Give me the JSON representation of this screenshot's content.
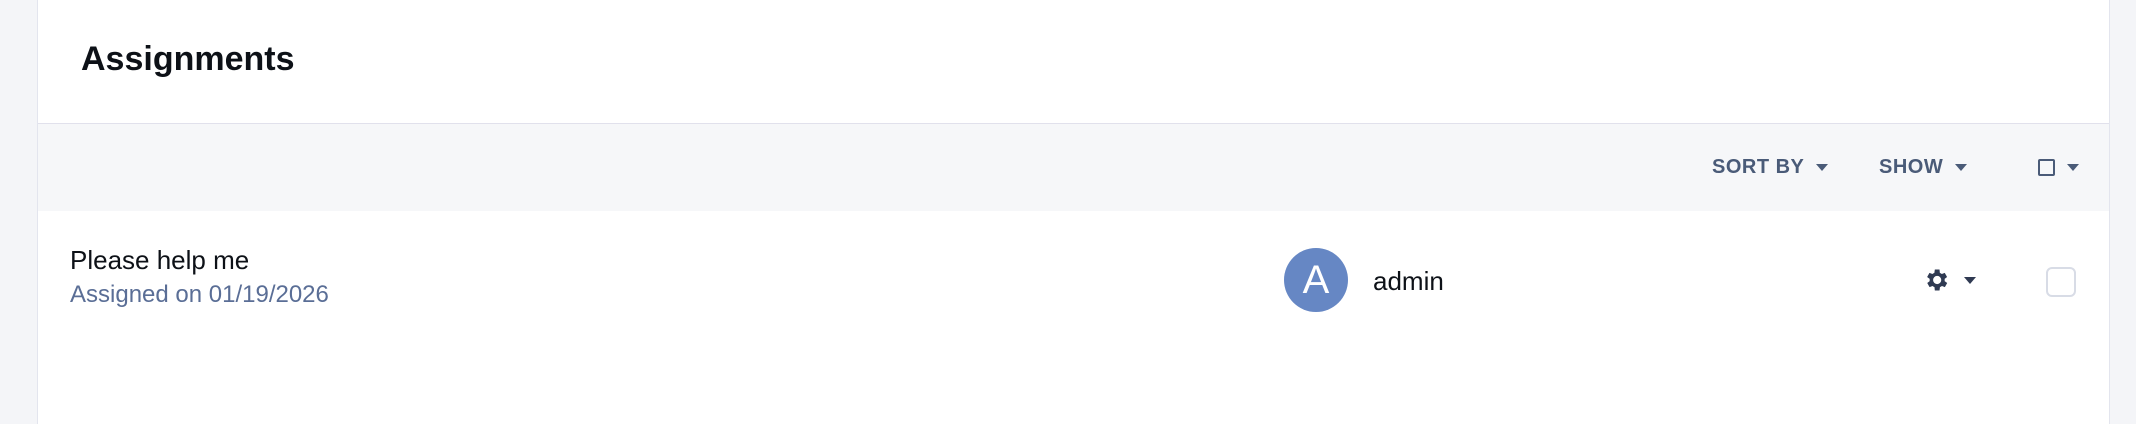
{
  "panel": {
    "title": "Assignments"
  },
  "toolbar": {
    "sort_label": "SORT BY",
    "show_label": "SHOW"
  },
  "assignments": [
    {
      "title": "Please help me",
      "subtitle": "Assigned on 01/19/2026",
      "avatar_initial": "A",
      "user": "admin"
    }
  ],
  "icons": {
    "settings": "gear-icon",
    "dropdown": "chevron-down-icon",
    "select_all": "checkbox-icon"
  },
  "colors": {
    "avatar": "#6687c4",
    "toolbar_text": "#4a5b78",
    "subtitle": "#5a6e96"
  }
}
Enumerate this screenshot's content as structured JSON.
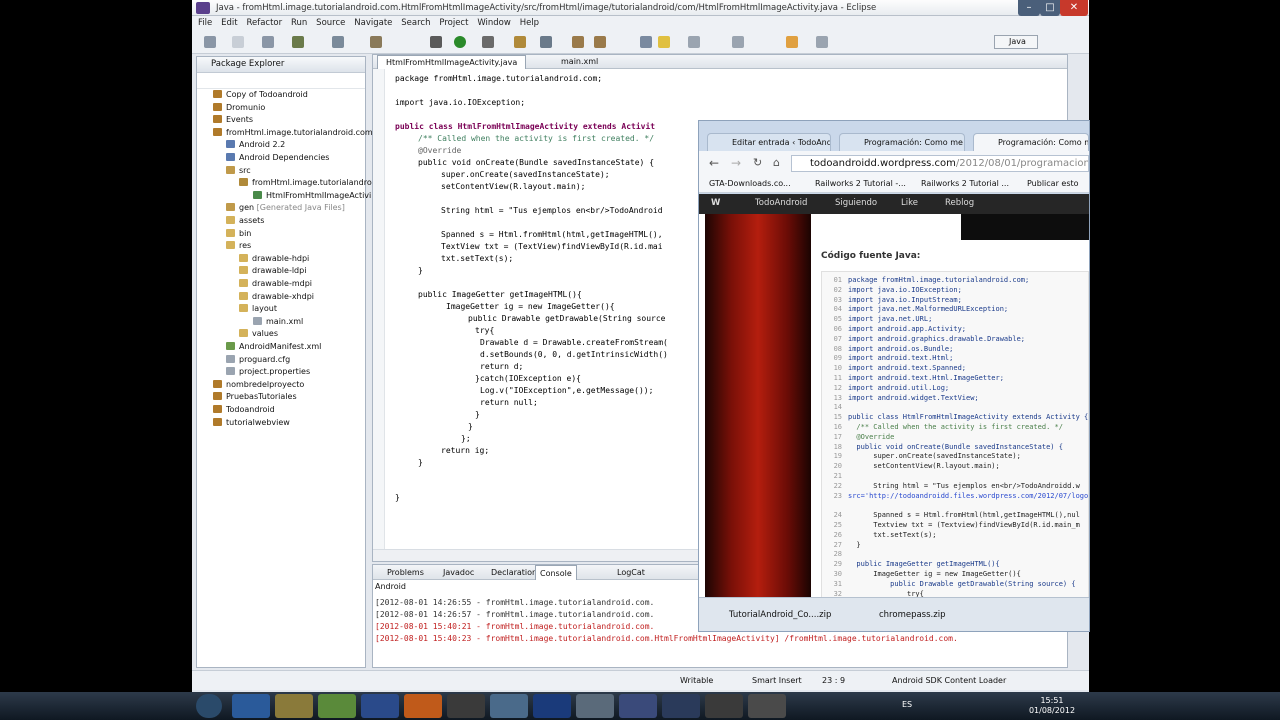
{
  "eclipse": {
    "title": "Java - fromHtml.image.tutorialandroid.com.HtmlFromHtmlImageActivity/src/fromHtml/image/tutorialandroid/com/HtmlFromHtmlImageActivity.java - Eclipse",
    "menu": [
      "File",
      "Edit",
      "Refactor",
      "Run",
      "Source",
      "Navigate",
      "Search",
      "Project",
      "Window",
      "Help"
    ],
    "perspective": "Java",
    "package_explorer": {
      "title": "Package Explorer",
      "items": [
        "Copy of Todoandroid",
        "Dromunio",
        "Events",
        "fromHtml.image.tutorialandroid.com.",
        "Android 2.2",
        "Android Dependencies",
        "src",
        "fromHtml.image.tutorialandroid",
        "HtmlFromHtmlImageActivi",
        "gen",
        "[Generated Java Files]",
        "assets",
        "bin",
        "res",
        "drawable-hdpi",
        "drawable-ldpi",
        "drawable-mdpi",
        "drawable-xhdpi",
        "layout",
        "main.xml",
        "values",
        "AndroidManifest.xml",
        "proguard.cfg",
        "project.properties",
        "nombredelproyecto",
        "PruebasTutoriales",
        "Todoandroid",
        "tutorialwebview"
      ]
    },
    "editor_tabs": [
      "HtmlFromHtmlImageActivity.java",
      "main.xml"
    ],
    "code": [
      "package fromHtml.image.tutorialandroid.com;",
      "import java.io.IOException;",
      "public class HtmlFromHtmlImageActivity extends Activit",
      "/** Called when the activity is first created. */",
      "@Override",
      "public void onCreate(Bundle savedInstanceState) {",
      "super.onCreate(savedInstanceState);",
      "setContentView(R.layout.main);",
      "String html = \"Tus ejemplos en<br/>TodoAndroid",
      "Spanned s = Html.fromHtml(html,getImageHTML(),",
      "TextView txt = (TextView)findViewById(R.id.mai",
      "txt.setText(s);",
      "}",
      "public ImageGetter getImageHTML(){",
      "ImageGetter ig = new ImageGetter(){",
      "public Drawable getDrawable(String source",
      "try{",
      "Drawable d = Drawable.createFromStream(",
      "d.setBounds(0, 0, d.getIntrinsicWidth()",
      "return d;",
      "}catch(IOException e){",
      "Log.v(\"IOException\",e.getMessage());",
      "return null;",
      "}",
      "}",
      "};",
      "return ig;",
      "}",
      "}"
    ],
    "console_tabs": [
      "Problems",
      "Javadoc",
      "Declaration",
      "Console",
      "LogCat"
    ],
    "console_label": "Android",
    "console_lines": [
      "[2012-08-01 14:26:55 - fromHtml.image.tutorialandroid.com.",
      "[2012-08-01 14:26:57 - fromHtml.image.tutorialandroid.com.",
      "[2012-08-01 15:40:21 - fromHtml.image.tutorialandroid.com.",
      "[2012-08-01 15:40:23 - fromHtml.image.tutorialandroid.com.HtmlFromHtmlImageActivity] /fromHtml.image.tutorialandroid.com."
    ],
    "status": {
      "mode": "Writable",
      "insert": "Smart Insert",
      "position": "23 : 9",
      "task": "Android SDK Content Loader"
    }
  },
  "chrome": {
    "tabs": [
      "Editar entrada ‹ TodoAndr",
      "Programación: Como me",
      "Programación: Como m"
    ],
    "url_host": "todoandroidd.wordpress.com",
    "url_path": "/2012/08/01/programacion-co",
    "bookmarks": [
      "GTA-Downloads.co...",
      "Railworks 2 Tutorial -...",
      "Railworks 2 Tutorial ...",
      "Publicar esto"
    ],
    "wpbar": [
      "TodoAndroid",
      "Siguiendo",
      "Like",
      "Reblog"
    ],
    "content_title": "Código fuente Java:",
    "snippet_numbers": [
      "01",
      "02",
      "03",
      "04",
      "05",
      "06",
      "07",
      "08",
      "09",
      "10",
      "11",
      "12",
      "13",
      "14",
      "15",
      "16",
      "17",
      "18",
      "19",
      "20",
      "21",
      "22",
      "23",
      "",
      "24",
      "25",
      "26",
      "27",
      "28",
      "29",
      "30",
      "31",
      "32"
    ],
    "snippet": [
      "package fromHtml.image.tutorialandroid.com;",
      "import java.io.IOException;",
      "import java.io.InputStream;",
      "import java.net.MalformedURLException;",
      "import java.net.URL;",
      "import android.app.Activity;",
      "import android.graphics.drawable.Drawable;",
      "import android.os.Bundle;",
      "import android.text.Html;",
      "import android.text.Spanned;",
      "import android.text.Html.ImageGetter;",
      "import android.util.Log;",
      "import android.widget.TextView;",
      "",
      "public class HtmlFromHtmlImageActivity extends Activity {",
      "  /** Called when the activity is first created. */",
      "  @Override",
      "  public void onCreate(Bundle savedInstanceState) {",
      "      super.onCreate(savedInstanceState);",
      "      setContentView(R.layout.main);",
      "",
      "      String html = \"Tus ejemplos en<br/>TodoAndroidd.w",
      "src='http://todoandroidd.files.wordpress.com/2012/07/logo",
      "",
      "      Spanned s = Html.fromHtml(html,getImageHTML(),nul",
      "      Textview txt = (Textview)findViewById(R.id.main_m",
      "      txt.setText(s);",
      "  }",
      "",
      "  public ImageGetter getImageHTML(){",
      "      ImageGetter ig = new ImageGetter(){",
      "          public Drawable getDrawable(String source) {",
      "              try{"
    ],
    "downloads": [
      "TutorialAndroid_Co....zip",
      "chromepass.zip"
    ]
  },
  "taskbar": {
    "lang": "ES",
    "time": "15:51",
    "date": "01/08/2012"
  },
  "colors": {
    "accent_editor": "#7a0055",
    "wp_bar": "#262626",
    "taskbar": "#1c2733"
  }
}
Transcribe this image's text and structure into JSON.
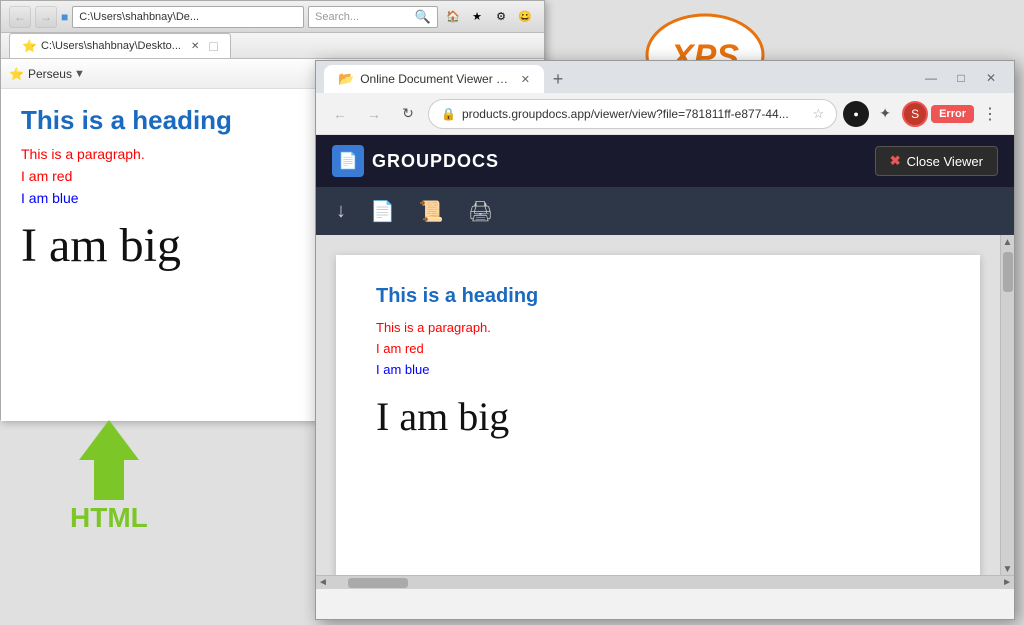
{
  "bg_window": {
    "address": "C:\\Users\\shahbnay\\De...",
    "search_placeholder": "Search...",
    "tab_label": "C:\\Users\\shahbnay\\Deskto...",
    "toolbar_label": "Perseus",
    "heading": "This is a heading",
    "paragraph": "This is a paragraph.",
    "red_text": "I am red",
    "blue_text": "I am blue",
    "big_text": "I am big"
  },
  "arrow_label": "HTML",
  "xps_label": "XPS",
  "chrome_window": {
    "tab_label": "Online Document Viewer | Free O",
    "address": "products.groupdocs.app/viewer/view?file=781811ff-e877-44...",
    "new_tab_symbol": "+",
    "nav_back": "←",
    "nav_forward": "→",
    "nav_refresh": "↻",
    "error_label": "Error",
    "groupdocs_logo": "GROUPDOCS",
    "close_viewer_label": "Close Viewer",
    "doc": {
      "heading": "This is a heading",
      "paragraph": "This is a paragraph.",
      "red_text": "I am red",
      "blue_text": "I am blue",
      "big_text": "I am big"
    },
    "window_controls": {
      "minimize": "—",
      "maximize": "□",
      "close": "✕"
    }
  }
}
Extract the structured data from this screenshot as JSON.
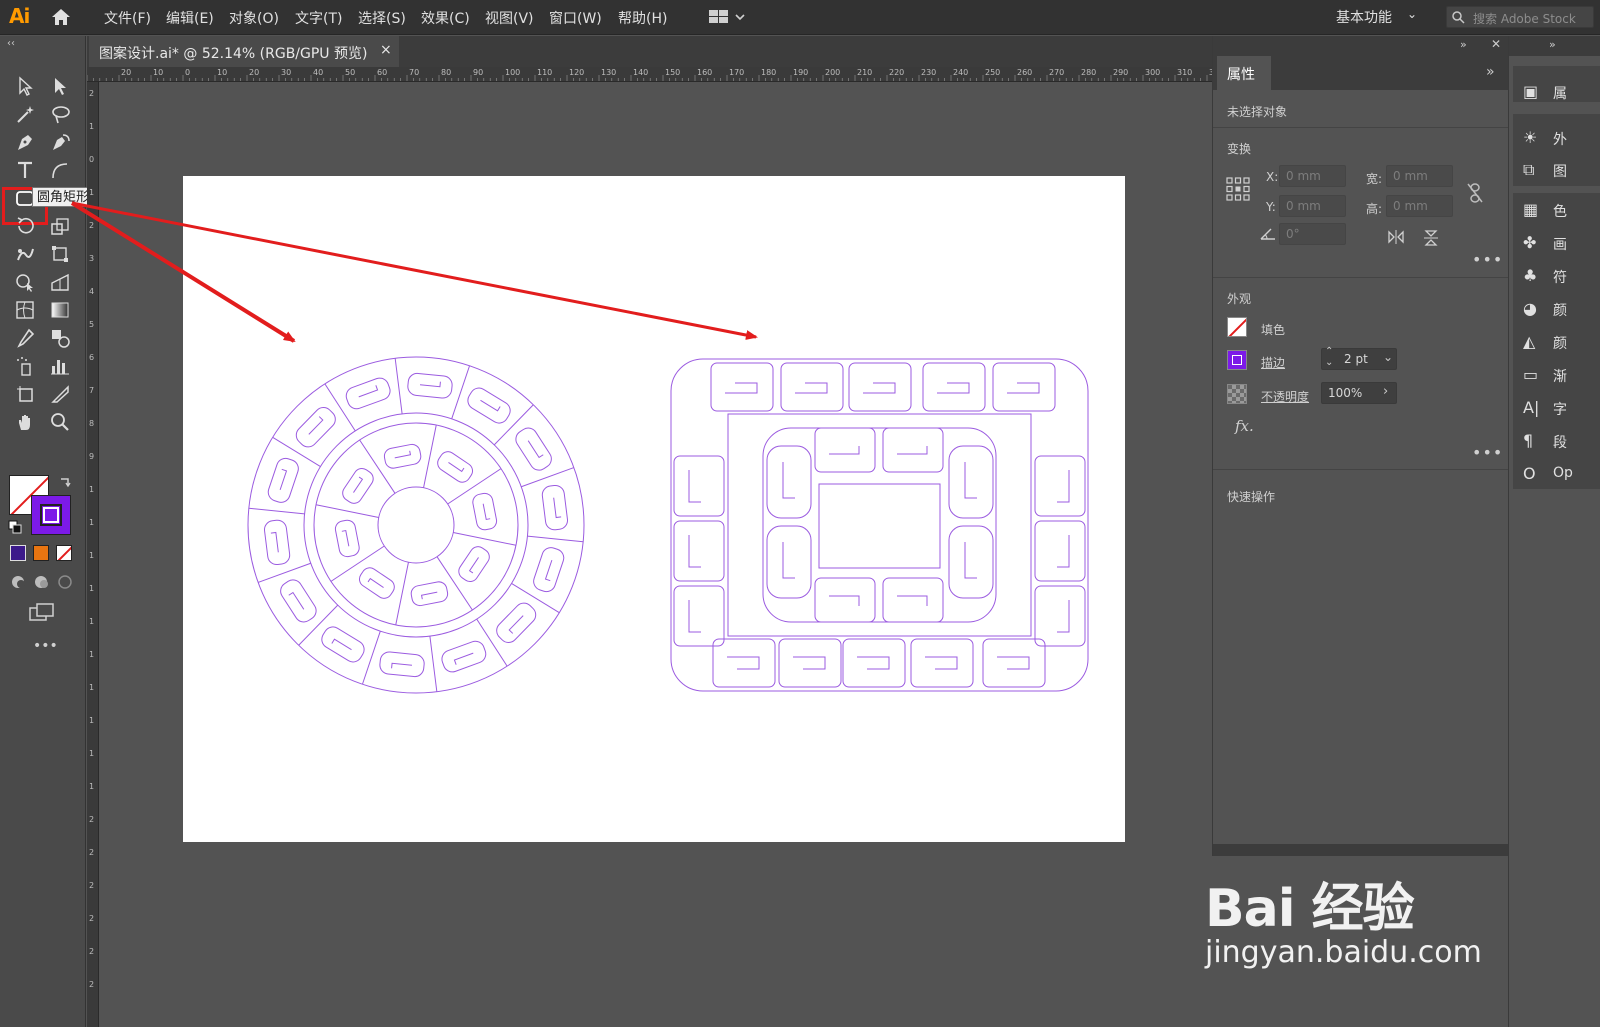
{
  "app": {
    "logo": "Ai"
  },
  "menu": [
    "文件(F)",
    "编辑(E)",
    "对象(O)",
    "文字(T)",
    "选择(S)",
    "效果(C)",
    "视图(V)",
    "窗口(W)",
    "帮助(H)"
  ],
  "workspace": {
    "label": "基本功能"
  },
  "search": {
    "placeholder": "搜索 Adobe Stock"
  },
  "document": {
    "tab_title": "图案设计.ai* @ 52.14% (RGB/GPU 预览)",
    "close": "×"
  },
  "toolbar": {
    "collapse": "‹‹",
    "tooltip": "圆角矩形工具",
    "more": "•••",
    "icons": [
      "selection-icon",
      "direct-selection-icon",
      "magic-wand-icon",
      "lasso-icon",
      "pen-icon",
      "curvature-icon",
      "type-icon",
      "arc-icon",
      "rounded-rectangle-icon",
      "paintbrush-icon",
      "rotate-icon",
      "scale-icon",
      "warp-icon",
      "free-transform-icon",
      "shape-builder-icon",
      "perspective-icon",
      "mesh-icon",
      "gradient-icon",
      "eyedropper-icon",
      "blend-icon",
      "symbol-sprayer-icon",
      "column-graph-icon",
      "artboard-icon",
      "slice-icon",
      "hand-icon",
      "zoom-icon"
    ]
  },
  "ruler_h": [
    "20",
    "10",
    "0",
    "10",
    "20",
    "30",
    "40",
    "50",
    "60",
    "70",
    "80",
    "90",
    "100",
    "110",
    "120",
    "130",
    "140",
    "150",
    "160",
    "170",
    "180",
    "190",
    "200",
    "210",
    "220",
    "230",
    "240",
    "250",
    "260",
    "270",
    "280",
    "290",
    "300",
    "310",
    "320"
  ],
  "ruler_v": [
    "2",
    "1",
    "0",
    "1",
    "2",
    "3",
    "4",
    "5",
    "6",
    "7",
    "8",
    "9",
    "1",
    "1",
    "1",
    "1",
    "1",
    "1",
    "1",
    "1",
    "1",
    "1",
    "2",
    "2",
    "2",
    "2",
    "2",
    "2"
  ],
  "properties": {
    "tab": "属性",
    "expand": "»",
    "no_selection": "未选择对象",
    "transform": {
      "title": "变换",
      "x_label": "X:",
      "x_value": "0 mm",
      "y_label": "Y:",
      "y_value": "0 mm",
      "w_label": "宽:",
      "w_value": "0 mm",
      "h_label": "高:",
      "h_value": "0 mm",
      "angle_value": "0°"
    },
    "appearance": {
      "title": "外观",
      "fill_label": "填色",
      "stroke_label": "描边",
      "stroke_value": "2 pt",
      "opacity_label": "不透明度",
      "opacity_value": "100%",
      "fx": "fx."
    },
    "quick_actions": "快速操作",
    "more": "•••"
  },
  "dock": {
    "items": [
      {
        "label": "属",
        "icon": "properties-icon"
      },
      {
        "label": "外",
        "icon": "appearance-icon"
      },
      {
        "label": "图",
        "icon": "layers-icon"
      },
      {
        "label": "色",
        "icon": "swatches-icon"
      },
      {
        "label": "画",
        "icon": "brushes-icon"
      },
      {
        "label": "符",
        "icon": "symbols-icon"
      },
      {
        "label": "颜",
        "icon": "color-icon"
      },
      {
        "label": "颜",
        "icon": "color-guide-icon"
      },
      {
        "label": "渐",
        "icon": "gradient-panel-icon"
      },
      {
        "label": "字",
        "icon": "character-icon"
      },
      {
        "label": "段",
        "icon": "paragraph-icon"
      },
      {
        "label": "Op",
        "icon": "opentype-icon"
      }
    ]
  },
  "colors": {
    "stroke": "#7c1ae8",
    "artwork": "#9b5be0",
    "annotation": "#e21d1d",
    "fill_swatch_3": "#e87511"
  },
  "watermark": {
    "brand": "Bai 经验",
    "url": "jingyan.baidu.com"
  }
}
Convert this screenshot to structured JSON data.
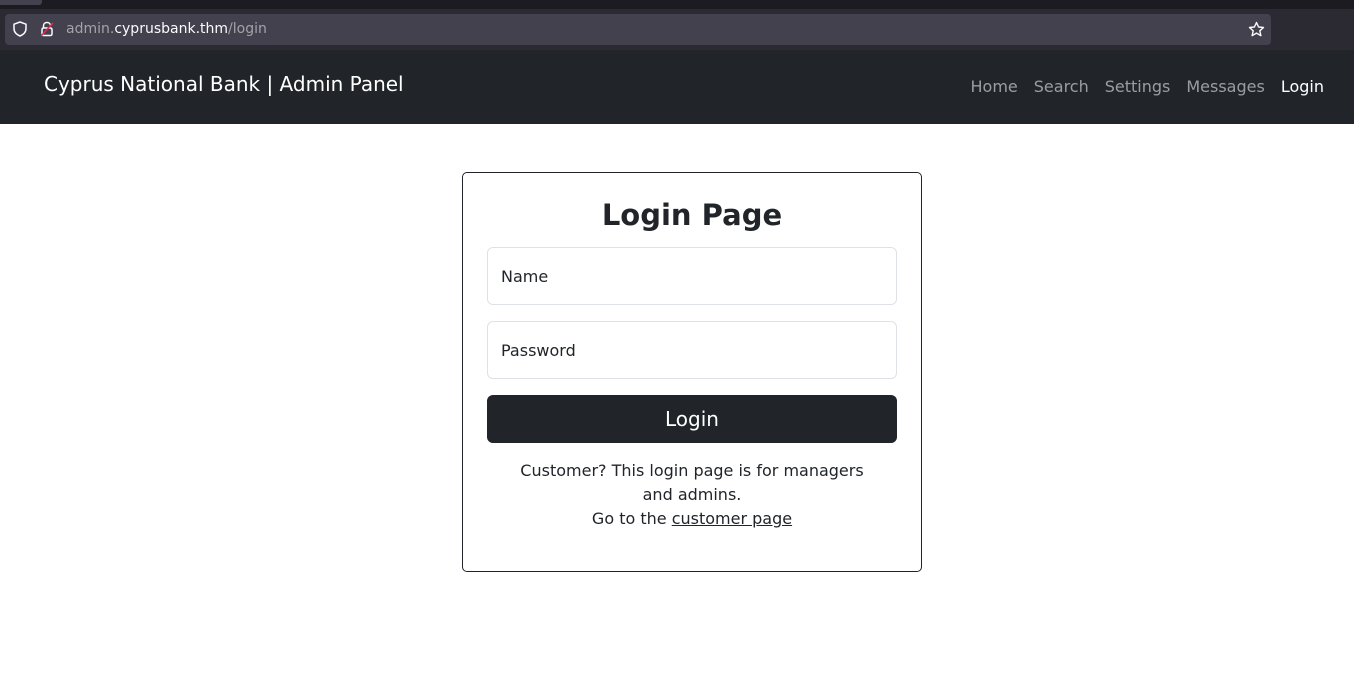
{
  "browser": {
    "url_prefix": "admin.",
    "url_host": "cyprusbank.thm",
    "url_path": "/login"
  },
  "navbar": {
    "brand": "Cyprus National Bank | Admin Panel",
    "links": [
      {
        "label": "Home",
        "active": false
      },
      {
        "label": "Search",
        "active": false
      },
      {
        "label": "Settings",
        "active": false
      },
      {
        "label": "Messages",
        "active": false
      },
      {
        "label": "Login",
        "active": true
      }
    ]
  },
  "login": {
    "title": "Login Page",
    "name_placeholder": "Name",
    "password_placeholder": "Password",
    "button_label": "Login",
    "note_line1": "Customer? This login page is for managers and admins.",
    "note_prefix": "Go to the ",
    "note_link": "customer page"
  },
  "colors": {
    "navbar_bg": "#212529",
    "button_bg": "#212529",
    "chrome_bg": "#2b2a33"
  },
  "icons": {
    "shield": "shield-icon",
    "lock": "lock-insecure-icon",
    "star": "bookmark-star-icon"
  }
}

+--

TASK TO COMPLETE — Pull out every line in the data above that has the word "savedInstanceState".

OUTPUT —
      "public void onCreate(Bundle savedInstanceState) {",
      "super.onCreate(savedInstanceState);",
      "  public void onCreate(Bundle savedInstanceState) {",
      "      super.onCreate(savedInstanceState);",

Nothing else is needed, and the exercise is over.